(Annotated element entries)

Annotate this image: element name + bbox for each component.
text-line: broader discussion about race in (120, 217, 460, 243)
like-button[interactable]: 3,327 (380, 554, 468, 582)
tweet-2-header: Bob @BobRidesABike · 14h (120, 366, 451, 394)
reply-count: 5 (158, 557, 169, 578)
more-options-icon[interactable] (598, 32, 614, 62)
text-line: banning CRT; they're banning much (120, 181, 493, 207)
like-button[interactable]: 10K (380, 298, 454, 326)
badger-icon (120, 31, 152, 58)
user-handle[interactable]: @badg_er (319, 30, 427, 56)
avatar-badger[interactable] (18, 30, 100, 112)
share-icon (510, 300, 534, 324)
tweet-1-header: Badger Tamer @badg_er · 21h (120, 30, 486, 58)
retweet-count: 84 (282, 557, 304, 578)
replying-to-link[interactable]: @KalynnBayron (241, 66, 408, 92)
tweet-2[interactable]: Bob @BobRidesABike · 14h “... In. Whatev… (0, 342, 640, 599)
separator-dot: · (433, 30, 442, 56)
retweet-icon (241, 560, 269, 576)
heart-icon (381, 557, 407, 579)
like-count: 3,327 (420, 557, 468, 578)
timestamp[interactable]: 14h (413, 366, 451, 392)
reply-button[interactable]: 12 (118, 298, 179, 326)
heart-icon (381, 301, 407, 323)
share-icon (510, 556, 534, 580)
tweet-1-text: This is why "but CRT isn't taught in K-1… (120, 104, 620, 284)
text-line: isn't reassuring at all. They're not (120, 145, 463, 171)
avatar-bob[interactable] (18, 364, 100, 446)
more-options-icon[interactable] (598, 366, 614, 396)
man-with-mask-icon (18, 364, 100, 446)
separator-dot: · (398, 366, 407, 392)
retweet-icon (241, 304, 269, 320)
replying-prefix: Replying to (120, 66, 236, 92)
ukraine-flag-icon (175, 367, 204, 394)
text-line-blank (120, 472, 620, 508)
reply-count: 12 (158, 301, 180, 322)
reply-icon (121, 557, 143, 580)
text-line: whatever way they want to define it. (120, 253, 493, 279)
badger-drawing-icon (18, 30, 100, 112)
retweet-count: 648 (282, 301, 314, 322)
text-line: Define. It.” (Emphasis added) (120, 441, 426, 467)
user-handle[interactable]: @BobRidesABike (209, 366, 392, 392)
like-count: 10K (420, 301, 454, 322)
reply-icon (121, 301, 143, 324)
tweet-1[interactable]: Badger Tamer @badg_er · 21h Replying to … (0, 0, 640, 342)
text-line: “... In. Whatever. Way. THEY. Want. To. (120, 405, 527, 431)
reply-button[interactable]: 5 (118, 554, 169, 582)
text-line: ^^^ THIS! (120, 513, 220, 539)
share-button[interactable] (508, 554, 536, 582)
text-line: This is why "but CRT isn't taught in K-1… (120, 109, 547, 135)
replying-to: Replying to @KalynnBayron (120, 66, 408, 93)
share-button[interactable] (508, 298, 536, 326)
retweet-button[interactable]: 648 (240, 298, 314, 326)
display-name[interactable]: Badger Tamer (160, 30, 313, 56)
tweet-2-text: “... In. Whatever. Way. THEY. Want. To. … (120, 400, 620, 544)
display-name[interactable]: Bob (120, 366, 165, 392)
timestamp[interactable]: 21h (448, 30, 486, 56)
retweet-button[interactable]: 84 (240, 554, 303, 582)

▶ _To be done_: Retype every line of the data above without changing a single character.

▶ _Reply_:
Annotate this image: element name + bbox for each component.
text-line: broader discussion about race in (120, 217, 460, 243)
like-button[interactable]: 3,327 (380, 554, 468, 582)
tweet-2-header: Bob @BobRidesABike · 14h (120, 366, 451, 394)
reply-count: 5 (158, 557, 169, 578)
more-options-icon[interactable] (598, 32, 614, 62)
text-line: banning CRT; they're banning much (120, 181, 493, 207)
like-button[interactable]: 10K (380, 298, 454, 326)
badger-icon (120, 31, 152, 58)
user-handle[interactable]: @badg_er (319, 30, 427, 56)
avatar-badger[interactable] (18, 30, 100, 112)
share-icon (510, 300, 534, 324)
tweet-1-header: Badger Tamer @badg_er · 21h (120, 30, 486, 58)
retweet-count: 84 (282, 557, 304, 578)
replying-to-link[interactable]: @KalynnBayron (241, 66, 408, 92)
tweet-2[interactable]: Bob @BobRidesABike · 14h “... In. Whatev… (0, 342, 640, 599)
separator-dot: · (433, 30, 442, 56)
retweet-icon (241, 560, 269, 576)
heart-icon (381, 557, 407, 579)
like-count: 3,327 (420, 557, 468, 578)
timestamp[interactable]: 14h (413, 366, 451, 392)
reply-button[interactable]: 12 (118, 298, 179, 326)
heart-icon (381, 301, 407, 323)
share-icon (510, 556, 534, 580)
tweet-1-text: This is why "but CRT isn't taught in K-1… (120, 104, 620, 284)
text-line: isn't reassuring at all. They're not (120, 145, 463, 171)
avatar-bob[interactable] (18, 364, 100, 446)
more-options-icon[interactable] (598, 366, 614, 396)
man-with-mask-icon (18, 364, 100, 446)
separator-dot: · (398, 366, 407, 392)
retweet-icon (241, 304, 269, 320)
replying-prefix: Replying to (120, 66, 236, 92)
ukraine-flag-icon (175, 367, 204, 394)
text-line-blank (120, 472, 620, 508)
reply-count: 12 (158, 301, 180, 322)
reply-icon (121, 557, 143, 580)
text-line: whatever way they want to define it. (120, 253, 493, 279)
badger-drawing-icon (18, 30, 100, 112)
retweet-count: 648 (282, 301, 314, 322)
text-line: Define. It.” (Emphasis added) (120, 441, 426, 467)
user-handle[interactable]: @BobRidesABike (209, 366, 392, 392)
like-count: 10K (420, 301, 454, 322)
reply-icon (121, 301, 143, 324)
tweet-1[interactable]: Badger Tamer @badg_er · 21h Replying to … (0, 0, 640, 342)
text-line: “... In. Whatever. Way. THEY. Want. To. (120, 405, 527, 431)
reply-button[interactable]: 5 (118, 554, 169, 582)
text-line: ^^^ THIS! (120, 513, 220, 539)
share-button[interactable] (508, 554, 536, 582)
text-line: This is why "but CRT isn't taught in K-1… (120, 109, 547, 135)
replying-to: Replying to @KalynnBayron (120, 66, 408, 93)
share-button[interactable] (508, 298, 536, 326)
retweet-button[interactable]: 648 (240, 298, 314, 326)
display-name[interactable]: Badger Tamer (160, 30, 313, 56)
tweet-2-text: “... In. Whatever. Way. THEY. Want. To. … (120, 400, 620, 544)
display-name[interactable]: Bob (120, 366, 165, 392)
timestamp[interactable]: 21h (448, 30, 486, 56)
retweet-button[interactable]: 84 (240, 554, 303, 582)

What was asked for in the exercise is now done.